*WHAT NEEDS TO BE DONE*: Please print all of the material below, word for word.

*EXTRACTED DATA*:
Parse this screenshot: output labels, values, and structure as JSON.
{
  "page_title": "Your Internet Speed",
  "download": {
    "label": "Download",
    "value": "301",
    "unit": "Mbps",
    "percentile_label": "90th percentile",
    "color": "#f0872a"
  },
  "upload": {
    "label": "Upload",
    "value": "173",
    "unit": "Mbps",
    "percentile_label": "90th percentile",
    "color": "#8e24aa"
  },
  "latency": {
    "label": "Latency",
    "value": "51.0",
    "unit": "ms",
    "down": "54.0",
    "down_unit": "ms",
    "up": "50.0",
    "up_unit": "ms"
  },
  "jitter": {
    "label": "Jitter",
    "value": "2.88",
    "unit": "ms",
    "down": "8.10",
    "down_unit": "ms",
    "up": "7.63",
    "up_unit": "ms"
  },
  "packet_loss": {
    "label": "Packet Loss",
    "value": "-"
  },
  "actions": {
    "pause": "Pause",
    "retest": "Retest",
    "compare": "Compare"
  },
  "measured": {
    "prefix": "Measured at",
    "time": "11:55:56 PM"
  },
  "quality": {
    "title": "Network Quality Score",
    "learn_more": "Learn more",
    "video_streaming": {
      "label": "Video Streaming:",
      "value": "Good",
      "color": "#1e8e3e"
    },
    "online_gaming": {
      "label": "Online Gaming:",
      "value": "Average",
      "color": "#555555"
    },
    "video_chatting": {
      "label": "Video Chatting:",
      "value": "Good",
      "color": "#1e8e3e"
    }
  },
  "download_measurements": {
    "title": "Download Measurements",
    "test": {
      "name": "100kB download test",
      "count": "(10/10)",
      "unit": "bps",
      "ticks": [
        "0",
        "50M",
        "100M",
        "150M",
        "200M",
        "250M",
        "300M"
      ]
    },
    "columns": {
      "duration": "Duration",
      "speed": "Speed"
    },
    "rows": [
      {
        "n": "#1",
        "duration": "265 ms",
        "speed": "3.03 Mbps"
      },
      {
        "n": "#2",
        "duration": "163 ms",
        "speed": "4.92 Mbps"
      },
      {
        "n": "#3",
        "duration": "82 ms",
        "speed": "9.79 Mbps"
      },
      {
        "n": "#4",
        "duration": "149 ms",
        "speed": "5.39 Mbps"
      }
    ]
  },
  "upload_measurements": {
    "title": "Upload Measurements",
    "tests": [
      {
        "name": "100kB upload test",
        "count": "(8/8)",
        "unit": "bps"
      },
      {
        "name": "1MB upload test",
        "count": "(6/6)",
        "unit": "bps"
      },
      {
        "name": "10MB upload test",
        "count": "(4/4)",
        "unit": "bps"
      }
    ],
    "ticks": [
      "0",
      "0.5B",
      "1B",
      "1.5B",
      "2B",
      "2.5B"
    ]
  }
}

*CORRECT ANSWER*:
Parse this screenshot: output labels, values, and structure as JSON.
{
  "page_title": "Your Internet Speed",
  "download": {
    "label": "Download",
    "value": "301",
    "unit": "Mbps",
    "percentile_label": "90th percentile",
    "color": "#f0872a"
  },
  "upload": {
    "label": "Upload",
    "value": "173",
    "unit": "Mbps",
    "percentile_label": "90th percentile",
    "color": "#8e24aa"
  },
  "latency": {
    "label": "Latency",
    "value": "51.0",
    "unit": "ms",
    "down": "54.0",
    "down_unit": "ms",
    "up": "50.0",
    "up_unit": "ms"
  },
  "jitter": {
    "label": "Jitter",
    "value": "2.88",
    "unit": "ms",
    "down": "8.10",
    "down_unit": "ms",
    "up": "7.63",
    "up_unit": "ms"
  },
  "packet_loss": {
    "label": "Packet Loss",
    "value": "-"
  },
  "actions": {
    "pause": "Pause",
    "retest": "Retest",
    "compare": "Compare"
  },
  "measured": {
    "prefix": "Measured at",
    "time": "11:55:56 PM"
  },
  "quality": {
    "title": "Network Quality Score",
    "learn_more": "Learn more",
    "video_streaming": {
      "label": "Video Streaming:",
      "value": "Good",
      "color": "#1e8e3e"
    },
    "online_gaming": {
      "label": "Online Gaming:",
      "value": "Average",
      "color": "#555555"
    },
    "video_chatting": {
      "label": "Video Chatting:",
      "value": "Good",
      "color": "#1e8e3e"
    }
  },
  "download_measurements": {
    "title": "Download Measurements",
    "test": {
      "name": "100kB download test",
      "count": "(10/10)",
      "unit": "bps",
      "ticks": [
        "0",
        "50M",
        "100M",
        "150M",
        "200M",
        "250M",
        "300M"
      ]
    },
    "columns": {
      "duration": "Duration",
      "speed": "Speed"
    },
    "rows": [
      {
        "n": "#1",
        "duration": "265 ms",
        "speed": "3.03 Mbps"
      },
      {
        "n": "#2",
        "duration": "163 ms",
        "speed": "4.92 Mbps"
      },
      {
        "n": "#3",
        "duration": "82 ms",
        "speed": "9.79 Mbps"
      },
      {
        "n": "#4",
        "duration": "149 ms",
        "speed": "5.39 Mbps"
      }
    ]
  },
  "upload_measurements": {
    "title": "Upload Measurements",
    "tests": [
      {
        "name": "100kB upload test",
        "count": "(8/8)",
        "unit": "bps"
      },
      {
        "name": "1MB upload test",
        "count": "(6/6)",
        "unit": "bps"
      },
      {
        "name": "10MB upload test",
        "count": "(4/4)",
        "unit": "bps"
      }
    ],
    "ticks": [
      "0",
      "0.5B",
      "1B",
      "1.5B",
      "2B",
      "2.5B"
    ]
  }
}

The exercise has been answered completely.